Data listing:

◇ ◇ ◇ ◇ ◇ ◇ ◇

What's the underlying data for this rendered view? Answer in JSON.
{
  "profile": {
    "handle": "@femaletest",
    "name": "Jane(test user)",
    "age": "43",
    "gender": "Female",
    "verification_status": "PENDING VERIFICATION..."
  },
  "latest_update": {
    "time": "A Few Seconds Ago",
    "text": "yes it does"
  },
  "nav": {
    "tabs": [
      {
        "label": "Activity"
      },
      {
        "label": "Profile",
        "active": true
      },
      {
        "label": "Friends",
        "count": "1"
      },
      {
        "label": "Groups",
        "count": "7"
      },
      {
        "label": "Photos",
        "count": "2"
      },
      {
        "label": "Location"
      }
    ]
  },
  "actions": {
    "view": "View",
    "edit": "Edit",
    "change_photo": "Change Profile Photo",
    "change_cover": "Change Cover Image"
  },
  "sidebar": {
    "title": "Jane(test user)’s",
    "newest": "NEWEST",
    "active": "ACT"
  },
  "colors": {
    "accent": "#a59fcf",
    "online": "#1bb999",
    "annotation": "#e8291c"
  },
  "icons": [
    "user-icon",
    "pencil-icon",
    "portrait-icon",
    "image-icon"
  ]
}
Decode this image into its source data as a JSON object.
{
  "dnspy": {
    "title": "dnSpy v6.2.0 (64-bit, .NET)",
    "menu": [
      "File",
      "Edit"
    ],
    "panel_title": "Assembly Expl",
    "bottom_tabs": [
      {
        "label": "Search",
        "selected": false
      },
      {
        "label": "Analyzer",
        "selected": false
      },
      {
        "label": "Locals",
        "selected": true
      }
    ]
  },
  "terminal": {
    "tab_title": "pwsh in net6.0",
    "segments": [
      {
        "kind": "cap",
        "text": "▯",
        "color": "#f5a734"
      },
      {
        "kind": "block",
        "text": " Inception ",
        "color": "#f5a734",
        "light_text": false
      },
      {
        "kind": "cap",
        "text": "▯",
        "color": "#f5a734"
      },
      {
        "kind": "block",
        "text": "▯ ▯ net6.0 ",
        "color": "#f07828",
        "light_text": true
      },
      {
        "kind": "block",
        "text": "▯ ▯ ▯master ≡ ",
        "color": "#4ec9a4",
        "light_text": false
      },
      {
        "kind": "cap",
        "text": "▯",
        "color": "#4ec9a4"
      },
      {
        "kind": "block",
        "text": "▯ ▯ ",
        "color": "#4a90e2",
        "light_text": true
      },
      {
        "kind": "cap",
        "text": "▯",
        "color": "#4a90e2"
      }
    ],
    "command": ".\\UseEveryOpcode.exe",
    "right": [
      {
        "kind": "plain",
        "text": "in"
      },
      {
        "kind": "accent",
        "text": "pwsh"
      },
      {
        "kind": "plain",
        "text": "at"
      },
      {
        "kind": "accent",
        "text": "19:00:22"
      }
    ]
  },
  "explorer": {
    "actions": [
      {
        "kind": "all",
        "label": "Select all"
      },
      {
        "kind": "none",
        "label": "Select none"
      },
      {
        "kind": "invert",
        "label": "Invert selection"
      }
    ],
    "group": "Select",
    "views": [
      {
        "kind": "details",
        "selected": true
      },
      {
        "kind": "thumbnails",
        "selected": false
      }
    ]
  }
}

◇ ◇ ◇ ◇ ◇ ◇ ◇

WHAT TO DO: Your answer should be a single number: the count of lines containing the word "this".

OUTPUT: 2